- [Given request]:
Give back exactly the lines running from the line with "Convert this document image to plain text." to the end of the entries, and only those lines.

- [Records supplied]:

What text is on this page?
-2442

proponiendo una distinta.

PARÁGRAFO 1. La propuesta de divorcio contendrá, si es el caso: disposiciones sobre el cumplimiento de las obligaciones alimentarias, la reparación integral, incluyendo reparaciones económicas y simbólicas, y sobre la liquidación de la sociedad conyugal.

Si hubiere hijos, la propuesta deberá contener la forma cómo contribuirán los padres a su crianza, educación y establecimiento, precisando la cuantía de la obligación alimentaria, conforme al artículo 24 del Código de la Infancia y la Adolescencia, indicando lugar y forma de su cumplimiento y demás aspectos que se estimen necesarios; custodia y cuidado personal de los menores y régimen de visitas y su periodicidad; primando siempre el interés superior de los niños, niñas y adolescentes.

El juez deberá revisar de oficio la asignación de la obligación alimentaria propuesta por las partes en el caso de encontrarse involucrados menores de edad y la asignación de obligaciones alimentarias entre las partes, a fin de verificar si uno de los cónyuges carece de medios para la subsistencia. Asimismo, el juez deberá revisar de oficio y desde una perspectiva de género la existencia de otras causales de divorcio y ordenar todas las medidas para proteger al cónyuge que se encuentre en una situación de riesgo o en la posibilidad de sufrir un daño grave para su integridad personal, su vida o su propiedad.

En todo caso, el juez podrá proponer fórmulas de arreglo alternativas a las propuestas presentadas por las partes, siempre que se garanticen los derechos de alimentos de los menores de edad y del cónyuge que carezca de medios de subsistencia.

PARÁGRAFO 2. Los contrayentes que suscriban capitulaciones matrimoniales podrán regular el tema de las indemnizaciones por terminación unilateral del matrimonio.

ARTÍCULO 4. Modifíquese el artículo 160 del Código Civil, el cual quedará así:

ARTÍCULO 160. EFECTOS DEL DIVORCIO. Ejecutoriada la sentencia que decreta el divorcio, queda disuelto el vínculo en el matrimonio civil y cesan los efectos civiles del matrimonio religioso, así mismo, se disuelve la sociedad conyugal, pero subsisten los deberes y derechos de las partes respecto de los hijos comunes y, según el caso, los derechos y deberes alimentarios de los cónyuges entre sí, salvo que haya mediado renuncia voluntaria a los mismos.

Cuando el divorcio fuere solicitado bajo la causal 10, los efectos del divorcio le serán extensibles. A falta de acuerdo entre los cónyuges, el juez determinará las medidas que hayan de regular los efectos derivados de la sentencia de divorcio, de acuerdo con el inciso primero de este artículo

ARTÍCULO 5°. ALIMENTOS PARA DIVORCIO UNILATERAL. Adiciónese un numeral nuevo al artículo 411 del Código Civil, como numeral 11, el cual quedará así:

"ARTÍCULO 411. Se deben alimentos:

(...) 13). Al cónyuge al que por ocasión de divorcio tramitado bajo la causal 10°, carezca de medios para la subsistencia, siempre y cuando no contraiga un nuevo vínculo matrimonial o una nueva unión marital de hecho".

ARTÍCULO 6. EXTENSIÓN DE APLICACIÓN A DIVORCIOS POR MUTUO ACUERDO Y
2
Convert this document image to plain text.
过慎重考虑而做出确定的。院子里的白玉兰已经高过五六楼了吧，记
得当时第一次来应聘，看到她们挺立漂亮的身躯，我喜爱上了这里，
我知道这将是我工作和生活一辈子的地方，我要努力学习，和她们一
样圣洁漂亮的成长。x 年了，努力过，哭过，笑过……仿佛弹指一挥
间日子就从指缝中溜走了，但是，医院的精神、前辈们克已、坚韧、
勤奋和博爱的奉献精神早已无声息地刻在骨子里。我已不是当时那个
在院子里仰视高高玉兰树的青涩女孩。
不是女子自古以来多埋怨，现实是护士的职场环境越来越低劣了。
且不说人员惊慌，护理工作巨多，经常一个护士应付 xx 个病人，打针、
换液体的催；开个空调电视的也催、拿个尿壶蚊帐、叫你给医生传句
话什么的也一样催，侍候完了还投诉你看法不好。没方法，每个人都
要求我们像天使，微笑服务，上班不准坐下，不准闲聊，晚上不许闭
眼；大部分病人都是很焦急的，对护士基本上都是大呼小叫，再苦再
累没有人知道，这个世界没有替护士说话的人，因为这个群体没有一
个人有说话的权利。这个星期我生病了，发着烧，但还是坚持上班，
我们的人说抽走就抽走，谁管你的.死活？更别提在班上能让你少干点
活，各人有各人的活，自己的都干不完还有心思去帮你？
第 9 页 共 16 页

- [Solution to this problem]:
Convert this document image to plain text.
过慎重考虑而做出确定的。院子里的白玉兰已经高过五六楼了吧，记
得当时第一次来应聘，看到她们挺立漂亮的身躯，我喜爱上了这里，
我知道这将是我工作和生活一辈子的地方，我要努力学习，和她们一
样圣洁漂亮的成长。x 年了，努力过，哭过，笑过……仿佛弹指一挥
间日子就从指缝中溜走了，但是，医院的精神、前辈们克已、坚韧、
勤奋和博爱的奉献精神早已无声息地刻在骨子里。我已不是当时那个
在院子里仰视高高玉兰树的青涩女孩。
不是女子自古以来多埋怨，现实是护士的职场环境越来越低劣了。
且不说人员惊慌，护理工作巨多，经常一个护士应付 xx 个病人，打针、
换液体的催；开个空调电视的也催、拿个尿壶蚊帐、叫你给医生传句
话什么的也一样催，侍候完了还投诉你看法不好。没方法，每个人都
要求我们像天使，微笑服务，上班不准坐下，不准闲聊，晚上不许闭
眼；大部分病人都是很焦急的，对护士基本上都是大呼小叫，再苦再
累没有人知道，这个世界没有替护士说话的人，因为这个群体没有一
个人有说话的权利。这个星期我生病了，发着烧，但还是坚持上班，
我们的人说抽走就抽走，谁管你的.死活？更别提在班上能让你少干点
活，各人有各人的活，自己的都干不完还有心思去帮你？
第 9 页 共 16 页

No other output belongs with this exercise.